* START RECORDS SHOWN *

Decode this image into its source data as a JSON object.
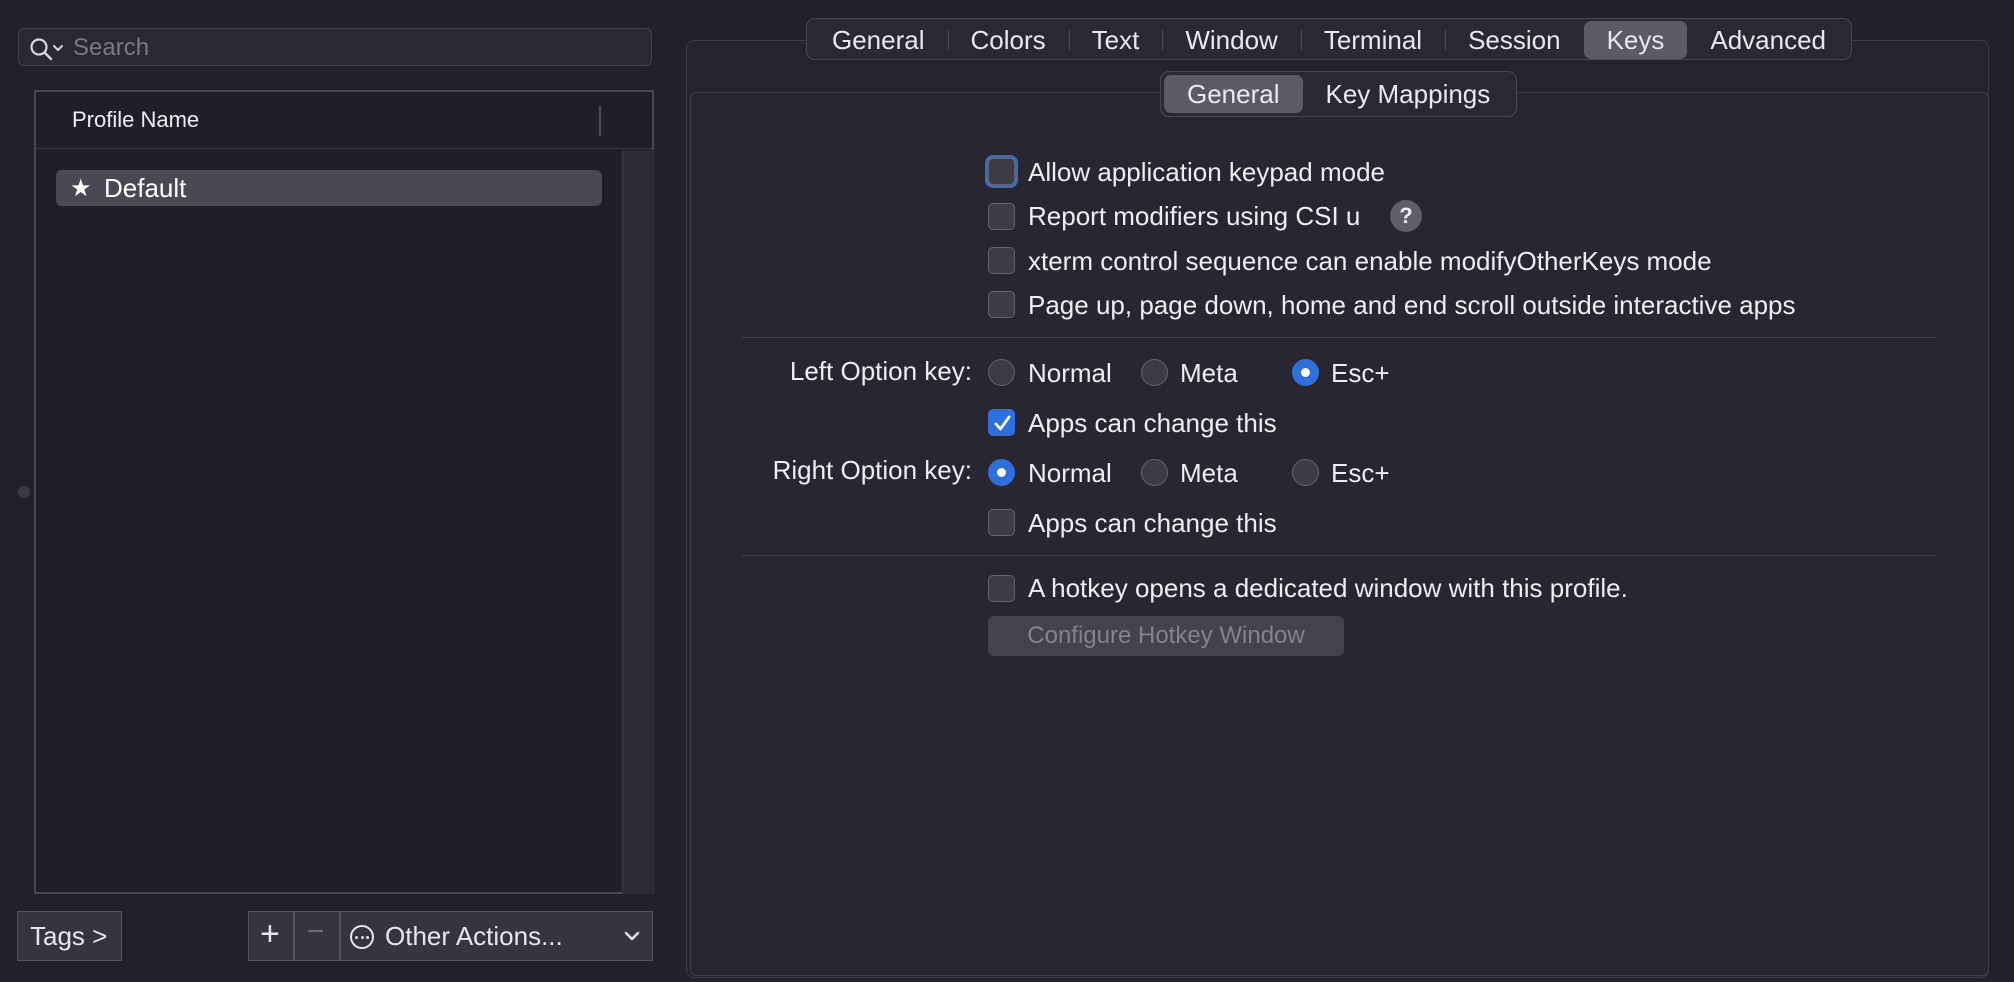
{
  "search": {
    "placeholder": "Search"
  },
  "profiles": {
    "column_header": "Profile Name",
    "items": [
      {
        "name": "Default",
        "is_default": true
      }
    ]
  },
  "bottom_bar": {
    "tags_label": "Tags >",
    "add_label": "+",
    "remove_label": "−",
    "other_actions_label": "Other Actions..."
  },
  "tabs": {
    "items": [
      "General",
      "Colors",
      "Text",
      "Window",
      "Terminal",
      "Session",
      "Keys",
      "Advanced"
    ],
    "selected": "Keys"
  },
  "subtabs": {
    "items": [
      "General",
      "Key Mappings"
    ],
    "selected": "General"
  },
  "keys": {
    "options": [
      {
        "label": "Allow application keypad mode",
        "checked": false
      },
      {
        "label": "Report modifiers using CSI u",
        "checked": false
      },
      {
        "label": "xterm control sequence can enable modifyOtherKeys mode",
        "checked": false
      },
      {
        "label": "Page up, page down, home and end scroll outside interactive apps",
        "checked": false
      }
    ],
    "help_label": "?",
    "left_option": {
      "label": "Left Option key:",
      "choices": [
        "Normal",
        "Meta",
        "Esc+"
      ],
      "selected": "Esc+",
      "apps_can_change": {
        "label": "Apps can change this",
        "checked": true
      }
    },
    "right_option": {
      "label": "Right Option key:",
      "choices": [
        "Normal",
        "Meta",
        "Esc+"
      ],
      "selected": "Normal",
      "apps_can_change": {
        "label": "Apps can change this",
        "checked": false
      }
    },
    "hotkey": {
      "label": "A hotkey opens a dedicated window with this profile.",
      "checked": false,
      "button_label": "Configure Hotkey Window",
      "button_enabled": false
    }
  },
  "colors": {
    "accent": "#2f6fdc",
    "background": "#22202b"
  }
}
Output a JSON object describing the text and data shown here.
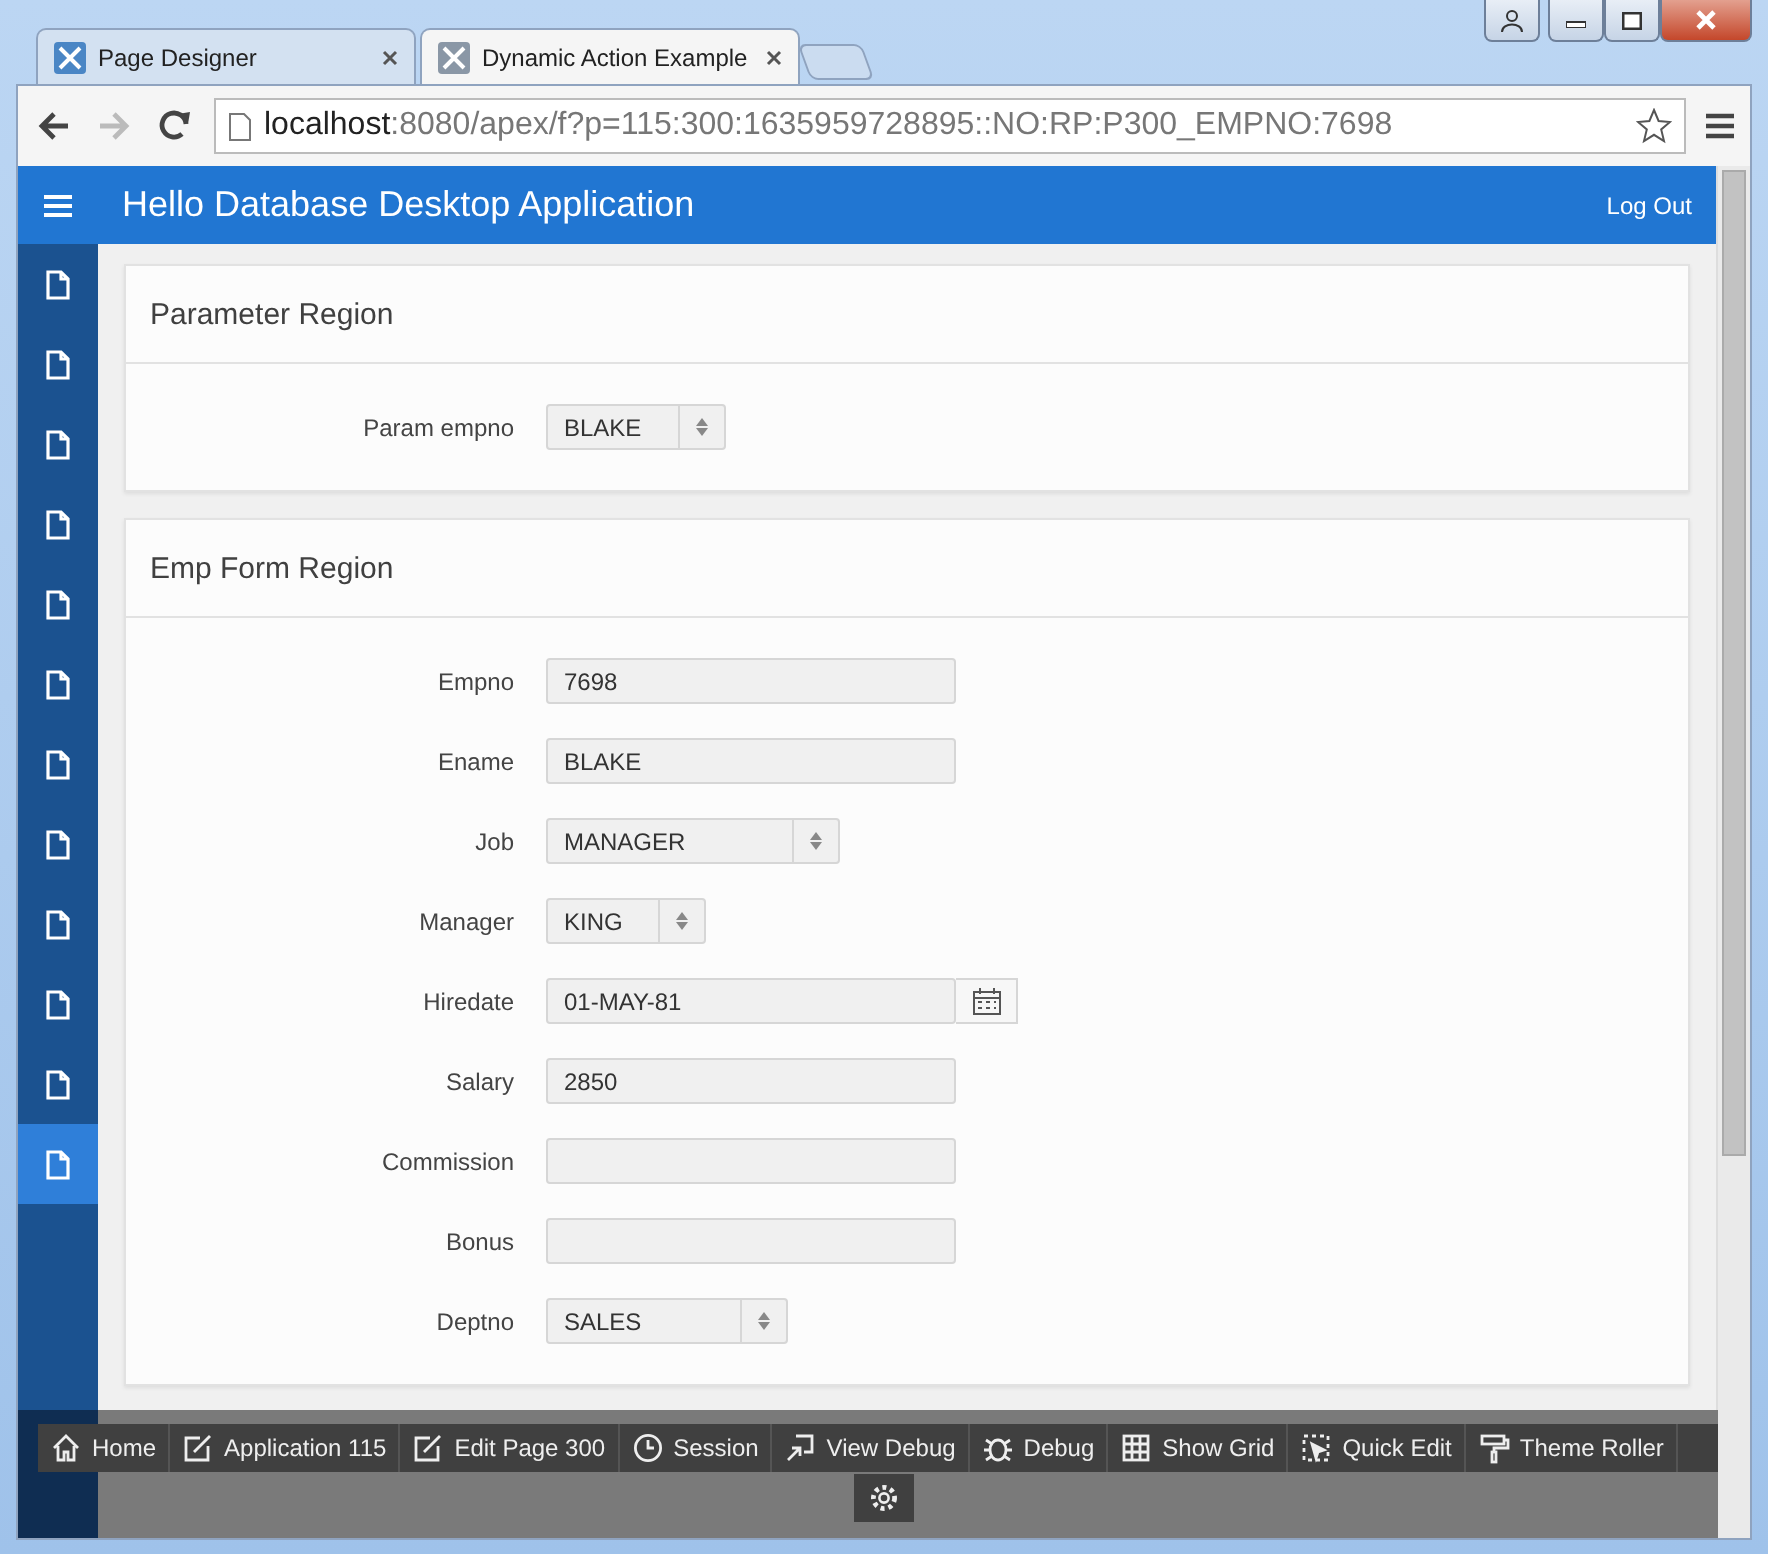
{
  "browser": {
    "tabs": [
      {
        "label": "Page Designer",
        "selected": false
      },
      {
        "label": "Dynamic Action Example",
        "selected": true
      }
    ],
    "url_host": "localhost",
    "url_rest": ":8080/apex/f?p=115:300:1635959728895::NO:RP:P300_EMPNO:7698"
  },
  "header": {
    "title": "Hello Database Desktop Application",
    "logout": "Log Out"
  },
  "sidebar": {
    "items": [
      {
        "selected": false
      },
      {
        "selected": false
      },
      {
        "selected": false
      },
      {
        "selected": false
      },
      {
        "selected": false
      },
      {
        "selected": false
      },
      {
        "selected": false
      },
      {
        "selected": false
      },
      {
        "selected": false
      },
      {
        "selected": false
      },
      {
        "selected": false
      },
      {
        "selected": true
      }
    ]
  },
  "regions": [
    {
      "title": "Parameter Region",
      "fields": [
        {
          "label": "Param empno",
          "kind": "select",
          "value": "BLAKE"
        }
      ]
    },
    {
      "title": "Emp Form Region",
      "fields": [
        {
          "label": "Empno",
          "kind": "text",
          "value": "7698"
        },
        {
          "label": "Ename",
          "kind": "text",
          "value": "BLAKE"
        },
        {
          "label": "Job",
          "kind": "select",
          "value": "MANAGER"
        },
        {
          "label": "Manager",
          "kind": "select",
          "value": "KING"
        },
        {
          "label": "Hiredate",
          "kind": "date",
          "value": "01-MAY-81"
        },
        {
          "label": "Salary",
          "kind": "text",
          "value": "2850"
        },
        {
          "label": "Commission",
          "kind": "text"
        },
        {
          "label": "Bonus",
          "kind": "text"
        },
        {
          "label": "Deptno",
          "kind": "select",
          "value": "SALES"
        }
      ]
    }
  ],
  "dev_toolbar": [
    {
      "label": "Home"
    },
    {
      "label": "Application 115"
    },
    {
      "label": "Edit Page 300"
    },
    {
      "label": "Session"
    },
    {
      "label": "View Debug"
    },
    {
      "label": "Debug"
    },
    {
      "label": "Show Grid"
    },
    {
      "label": "Quick Edit"
    },
    {
      "label": "Theme Roller"
    }
  ]
}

* END RECORDS SHOWN *

## EXERCISE REQUIREMENTS
Leave the pictures out and print the records above exactly as they stand.

## RESULT BELOW
Decode this image into its source data as a JSON object.
{
  "search": {
    "placeholder": "Search"
  },
  "profiles": {
    "column_header": "Profile Name",
    "items": [
      {
        "name": "Default",
        "is_default": true
      }
    ]
  },
  "bottom_bar": {
    "tags_label": "Tags >",
    "add_label": "+",
    "remove_label": "−",
    "other_actions_label": "Other Actions..."
  },
  "tabs": {
    "items": [
      "General",
      "Colors",
      "Text",
      "Window",
      "Terminal",
      "Session",
      "Keys",
      "Advanced"
    ],
    "selected": "Keys"
  },
  "subtabs": {
    "items": [
      "General",
      "Key Mappings"
    ],
    "selected": "General"
  },
  "keys": {
    "options": [
      {
        "label": "Allow application keypad mode",
        "checked": false
      },
      {
        "label": "Report modifiers using CSI u",
        "checked": false
      },
      {
        "label": "xterm control sequence can enable modifyOtherKeys mode",
        "checked": false
      },
      {
        "label": "Page up, page down, home and end scroll outside interactive apps",
        "checked": false
      }
    ],
    "help_label": "?",
    "left_option": {
      "label": "Left Option key:",
      "choices": [
        "Normal",
        "Meta",
        "Esc+"
      ],
      "selected": "Esc+",
      "apps_can_change": {
        "label": "Apps can change this",
        "checked": true
      }
    },
    "right_option": {
      "label": "Right Option key:",
      "choices": [
        "Normal",
        "Meta",
        "Esc+"
      ],
      "selected": "Normal",
      "apps_can_change": {
        "label": "Apps can change this",
        "checked": false
      }
    },
    "hotkey": {
      "label": "A hotkey opens a dedicated window with this profile.",
      "checked": false,
      "button_label": "Configure Hotkey Window",
      "button_enabled": false
    }
  },
  "colors": {
    "accent": "#2f6fdc",
    "background": "#22202b"
  }
}
Output a JSON object describing the text and data shown here.
{
  "browser": {
    "tabs": [
      {
        "label": "Page Designer",
        "selected": false
      },
      {
        "label": "Dynamic Action Example",
        "selected": true
      }
    ],
    "url_host": "localhost",
    "url_rest": ":8080/apex/f?p=115:300:1635959728895::NO:RP:P300_EMPNO:7698"
  },
  "header": {
    "title": "Hello Database Desktop Application",
    "logout": "Log Out"
  },
  "sidebar": {
    "items": [
      {
        "selected": false
      },
      {
        "selected": false
      },
      {
        "selected": false
      },
      {
        "selected": false
      },
      {
        "selected": false
      },
      {
        "selected": false
      },
      {
        "selected": false
      },
      {
        "selected": false
      },
      {
        "selected": false
      },
      {
        "selected": false
      },
      {
        "selected": false
      },
      {
        "selected": true
      }
    ]
  },
  "regions": [
    {
      "title": "Parameter Region",
      "fields": [
        {
          "label": "Param empno",
          "kind": "select",
          "value": "BLAKE"
        }
      ]
    },
    {
      "title": "Emp Form Region",
      "fields": [
        {
          "label": "Empno",
          "kind": "text",
          "value": "7698"
        },
        {
          "label": "Ename",
          "kind": "text",
          "value": "BLAKE"
        },
        {
          "label": "Job",
          "kind": "select",
          "value": "MANAGER"
        },
        {
          "label": "Manager",
          "kind": "select",
          "value": "KING"
        },
        {
          "label": "Hiredate",
          "kind": "date",
          "value": "01-MAY-81"
        },
        {
          "label": "Salary",
          "kind": "text",
          "value": "2850"
        },
        {
          "label": "Commission",
          "kind": "text"
        },
        {
          "label": "Bonus",
          "kind": "text"
        },
        {
          "label": "Deptno",
          "kind": "select",
          "value": "SALES"
        }
      ]
    }
  ],
  "dev_toolbar": [
    {
      "label": "Home"
    },
    {
      "label": "Application 115"
    },
    {
      "label": "Edit Page 300"
    },
    {
      "label": "Session"
    },
    {
      "label": "View Debug"
    },
    {
      "label": "Debug"
    },
    {
      "label": "Show Grid"
    },
    {
      "label": "Quick Edit"
    },
    {
      "label": "Theme Roller"
    }
  ]
}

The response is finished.